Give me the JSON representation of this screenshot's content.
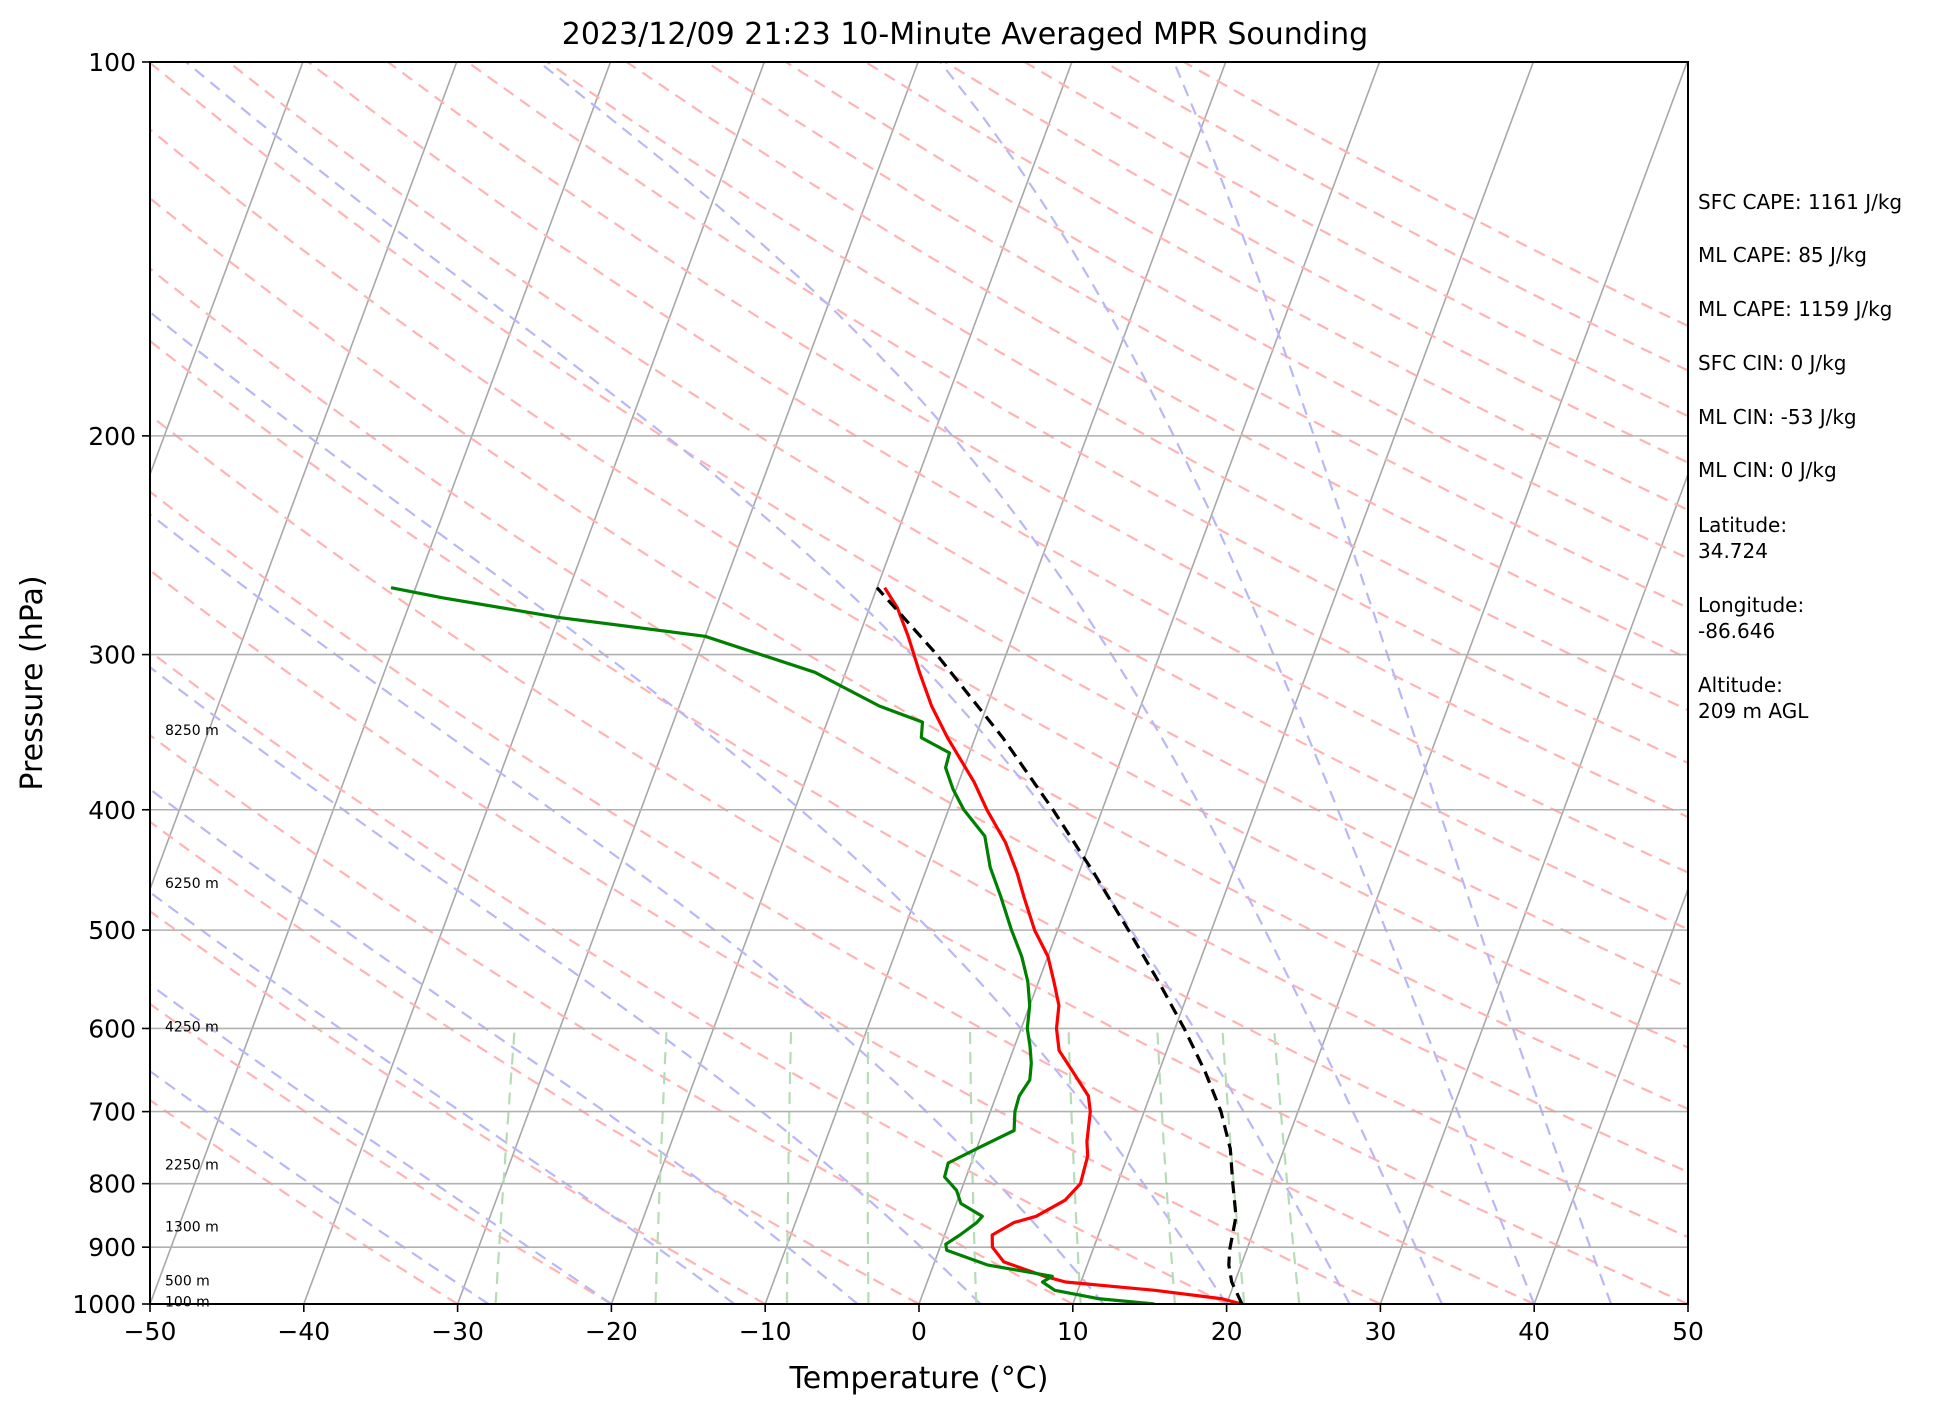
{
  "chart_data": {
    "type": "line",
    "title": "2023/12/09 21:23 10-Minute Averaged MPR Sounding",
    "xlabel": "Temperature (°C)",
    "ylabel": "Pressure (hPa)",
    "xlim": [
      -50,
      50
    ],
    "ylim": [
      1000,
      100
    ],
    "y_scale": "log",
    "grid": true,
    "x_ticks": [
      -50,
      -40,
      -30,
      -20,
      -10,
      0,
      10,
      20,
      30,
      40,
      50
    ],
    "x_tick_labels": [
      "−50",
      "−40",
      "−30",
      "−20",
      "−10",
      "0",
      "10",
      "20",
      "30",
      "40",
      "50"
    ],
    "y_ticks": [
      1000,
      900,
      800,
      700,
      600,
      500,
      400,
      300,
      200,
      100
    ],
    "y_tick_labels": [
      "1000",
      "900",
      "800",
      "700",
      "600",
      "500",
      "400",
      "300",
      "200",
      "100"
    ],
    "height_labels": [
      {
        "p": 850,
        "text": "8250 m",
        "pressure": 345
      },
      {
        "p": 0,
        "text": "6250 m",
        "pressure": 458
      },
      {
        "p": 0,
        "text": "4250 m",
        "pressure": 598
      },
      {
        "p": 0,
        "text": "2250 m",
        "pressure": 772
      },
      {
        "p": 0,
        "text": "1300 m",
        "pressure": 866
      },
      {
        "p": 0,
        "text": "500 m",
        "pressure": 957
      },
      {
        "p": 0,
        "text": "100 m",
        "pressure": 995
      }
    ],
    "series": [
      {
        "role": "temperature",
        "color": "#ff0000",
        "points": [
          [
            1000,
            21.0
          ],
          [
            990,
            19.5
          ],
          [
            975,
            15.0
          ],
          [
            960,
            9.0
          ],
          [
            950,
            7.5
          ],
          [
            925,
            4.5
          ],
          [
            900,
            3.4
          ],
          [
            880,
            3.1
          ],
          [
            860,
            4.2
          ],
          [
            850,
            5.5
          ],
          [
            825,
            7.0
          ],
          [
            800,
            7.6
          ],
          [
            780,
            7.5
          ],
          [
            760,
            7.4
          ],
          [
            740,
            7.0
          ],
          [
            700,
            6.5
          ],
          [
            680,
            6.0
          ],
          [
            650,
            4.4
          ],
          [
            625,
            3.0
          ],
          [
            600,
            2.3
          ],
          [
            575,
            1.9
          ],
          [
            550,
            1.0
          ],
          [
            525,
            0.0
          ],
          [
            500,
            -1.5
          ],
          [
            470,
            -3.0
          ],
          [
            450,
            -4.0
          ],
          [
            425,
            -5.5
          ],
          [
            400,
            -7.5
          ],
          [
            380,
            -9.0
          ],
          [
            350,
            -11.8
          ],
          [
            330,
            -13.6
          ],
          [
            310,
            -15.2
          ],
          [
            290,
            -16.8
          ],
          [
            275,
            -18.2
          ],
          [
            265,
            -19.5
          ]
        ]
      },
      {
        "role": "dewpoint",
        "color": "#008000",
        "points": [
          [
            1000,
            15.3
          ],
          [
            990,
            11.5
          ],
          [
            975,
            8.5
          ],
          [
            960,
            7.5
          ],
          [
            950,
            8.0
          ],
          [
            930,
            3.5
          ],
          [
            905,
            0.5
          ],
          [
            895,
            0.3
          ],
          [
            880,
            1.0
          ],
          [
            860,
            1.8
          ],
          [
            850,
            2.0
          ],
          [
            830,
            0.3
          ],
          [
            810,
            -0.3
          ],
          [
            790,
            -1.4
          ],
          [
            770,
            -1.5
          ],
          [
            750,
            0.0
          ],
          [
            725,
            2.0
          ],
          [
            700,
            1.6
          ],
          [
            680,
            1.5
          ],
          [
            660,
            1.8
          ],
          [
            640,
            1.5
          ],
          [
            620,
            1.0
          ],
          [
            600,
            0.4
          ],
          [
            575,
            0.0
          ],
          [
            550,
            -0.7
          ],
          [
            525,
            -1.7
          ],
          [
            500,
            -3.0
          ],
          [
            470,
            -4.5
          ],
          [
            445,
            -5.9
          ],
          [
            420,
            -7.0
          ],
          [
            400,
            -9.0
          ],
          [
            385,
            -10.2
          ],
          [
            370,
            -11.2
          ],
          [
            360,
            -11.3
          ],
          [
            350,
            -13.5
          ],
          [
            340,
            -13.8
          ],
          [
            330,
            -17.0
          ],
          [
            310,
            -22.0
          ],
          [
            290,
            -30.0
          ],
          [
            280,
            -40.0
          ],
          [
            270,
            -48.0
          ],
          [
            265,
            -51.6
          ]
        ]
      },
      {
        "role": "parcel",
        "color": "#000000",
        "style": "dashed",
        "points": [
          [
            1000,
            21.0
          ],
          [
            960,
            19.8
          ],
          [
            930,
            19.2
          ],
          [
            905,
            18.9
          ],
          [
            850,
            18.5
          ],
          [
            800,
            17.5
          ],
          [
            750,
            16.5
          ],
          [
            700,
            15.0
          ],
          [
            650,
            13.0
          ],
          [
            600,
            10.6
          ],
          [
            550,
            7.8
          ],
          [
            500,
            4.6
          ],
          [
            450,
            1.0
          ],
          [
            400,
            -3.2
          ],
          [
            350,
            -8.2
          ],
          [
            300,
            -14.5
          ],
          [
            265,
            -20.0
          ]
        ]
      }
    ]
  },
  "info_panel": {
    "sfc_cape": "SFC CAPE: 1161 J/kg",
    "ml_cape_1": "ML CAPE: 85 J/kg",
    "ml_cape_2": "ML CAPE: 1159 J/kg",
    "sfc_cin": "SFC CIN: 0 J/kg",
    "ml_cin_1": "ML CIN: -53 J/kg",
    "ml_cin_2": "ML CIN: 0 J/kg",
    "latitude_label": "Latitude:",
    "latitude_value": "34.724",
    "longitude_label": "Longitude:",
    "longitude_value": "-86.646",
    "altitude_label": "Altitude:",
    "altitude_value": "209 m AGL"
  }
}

THE TASK:
Transcribe the whole listing, character for character, but not its images.

EXERCISE RESPONSE:
Give me the JSON representation of this screenshot's content.
{
  "chart_data": {
    "type": "line",
    "title": "2023/12/09 21:23 10-Minute Averaged MPR Sounding",
    "xlabel": "Temperature (°C)",
    "ylabel": "Pressure (hPa)",
    "xlim": [
      -50,
      50
    ],
    "ylim": [
      1000,
      100
    ],
    "y_scale": "log",
    "grid": true,
    "x_ticks": [
      -50,
      -40,
      -30,
      -20,
      -10,
      0,
      10,
      20,
      30,
      40,
      50
    ],
    "x_tick_labels": [
      "−50",
      "−40",
      "−30",
      "−20",
      "−10",
      "0",
      "10",
      "20",
      "30",
      "40",
      "50"
    ],
    "y_ticks": [
      1000,
      900,
      800,
      700,
      600,
      500,
      400,
      300,
      200,
      100
    ],
    "y_tick_labels": [
      "1000",
      "900",
      "800",
      "700",
      "600",
      "500",
      "400",
      "300",
      "200",
      "100"
    ],
    "height_labels": [
      {
        "p": 850,
        "text": "8250 m",
        "pressure": 345
      },
      {
        "p": 0,
        "text": "6250 m",
        "pressure": 458
      },
      {
        "p": 0,
        "text": "4250 m",
        "pressure": 598
      },
      {
        "p": 0,
        "text": "2250 m",
        "pressure": 772
      },
      {
        "p": 0,
        "text": "1300 m",
        "pressure": 866
      },
      {
        "p": 0,
        "text": "500 m",
        "pressure": 957
      },
      {
        "p": 0,
        "text": "100 m",
        "pressure": 995
      }
    ],
    "series": [
      {
        "role": "temperature",
        "color": "#ff0000",
        "points": [
          [
            1000,
            21.0
          ],
          [
            990,
            19.5
          ],
          [
            975,
            15.0
          ],
          [
            960,
            9.0
          ],
          [
            950,
            7.5
          ],
          [
            925,
            4.5
          ],
          [
            900,
            3.4
          ],
          [
            880,
            3.1
          ],
          [
            860,
            4.2
          ],
          [
            850,
            5.5
          ],
          [
            825,
            7.0
          ],
          [
            800,
            7.6
          ],
          [
            780,
            7.5
          ],
          [
            760,
            7.4
          ],
          [
            740,
            7.0
          ],
          [
            700,
            6.5
          ],
          [
            680,
            6.0
          ],
          [
            650,
            4.4
          ],
          [
            625,
            3.0
          ],
          [
            600,
            2.3
          ],
          [
            575,
            1.9
          ],
          [
            550,
            1.0
          ],
          [
            525,
            0.0
          ],
          [
            500,
            -1.5
          ],
          [
            470,
            -3.0
          ],
          [
            450,
            -4.0
          ],
          [
            425,
            -5.5
          ],
          [
            400,
            -7.5
          ],
          [
            380,
            -9.0
          ],
          [
            350,
            -11.8
          ],
          [
            330,
            -13.6
          ],
          [
            310,
            -15.2
          ],
          [
            290,
            -16.8
          ],
          [
            275,
            -18.2
          ],
          [
            265,
            -19.5
          ]
        ]
      },
      {
        "role": "dewpoint",
        "color": "#008000",
        "points": [
          [
            1000,
            15.3
          ],
          [
            990,
            11.5
          ],
          [
            975,
            8.5
          ],
          [
            960,
            7.5
          ],
          [
            950,
            8.0
          ],
          [
            930,
            3.5
          ],
          [
            905,
            0.5
          ],
          [
            895,
            0.3
          ],
          [
            880,
            1.0
          ],
          [
            860,
            1.8
          ],
          [
            850,
            2.0
          ],
          [
            830,
            0.3
          ],
          [
            810,
            -0.3
          ],
          [
            790,
            -1.4
          ],
          [
            770,
            -1.5
          ],
          [
            750,
            0.0
          ],
          [
            725,
            2.0
          ],
          [
            700,
            1.6
          ],
          [
            680,
            1.5
          ],
          [
            660,
            1.8
          ],
          [
            640,
            1.5
          ],
          [
            620,
            1.0
          ],
          [
            600,
            0.4
          ],
          [
            575,
            0.0
          ],
          [
            550,
            -0.7
          ],
          [
            525,
            -1.7
          ],
          [
            500,
            -3.0
          ],
          [
            470,
            -4.5
          ],
          [
            445,
            -5.9
          ],
          [
            420,
            -7.0
          ],
          [
            400,
            -9.0
          ],
          [
            385,
            -10.2
          ],
          [
            370,
            -11.2
          ],
          [
            360,
            -11.3
          ],
          [
            350,
            -13.5
          ],
          [
            340,
            -13.8
          ],
          [
            330,
            -17.0
          ],
          [
            310,
            -22.0
          ],
          [
            290,
            -30.0
          ],
          [
            280,
            -40.0
          ],
          [
            270,
            -48.0
          ],
          [
            265,
            -51.6
          ]
        ]
      },
      {
        "role": "parcel",
        "color": "#000000",
        "style": "dashed",
        "points": [
          [
            1000,
            21.0
          ],
          [
            960,
            19.8
          ],
          [
            930,
            19.2
          ],
          [
            905,
            18.9
          ],
          [
            850,
            18.5
          ],
          [
            800,
            17.5
          ],
          [
            750,
            16.5
          ],
          [
            700,
            15.0
          ],
          [
            650,
            13.0
          ],
          [
            600,
            10.6
          ],
          [
            550,
            7.8
          ],
          [
            500,
            4.6
          ],
          [
            450,
            1.0
          ],
          [
            400,
            -3.2
          ],
          [
            350,
            -8.2
          ],
          [
            300,
            -14.5
          ],
          [
            265,
            -20.0
          ]
        ]
      }
    ]
  },
  "info_panel": {
    "sfc_cape": "SFC CAPE: 1161 J/kg",
    "ml_cape_1": "ML CAPE: 85 J/kg",
    "ml_cape_2": "ML CAPE: 1159 J/kg",
    "sfc_cin": "SFC CIN: 0 J/kg",
    "ml_cin_1": "ML CIN: -53 J/kg",
    "ml_cin_2": "ML CIN: 0 J/kg",
    "latitude_label": "Latitude:",
    "latitude_value": "34.724",
    "longitude_label": "Longitude:",
    "longitude_value": "-86.646",
    "altitude_label": "Altitude:",
    "altitude_value": "209 m AGL"
  }
}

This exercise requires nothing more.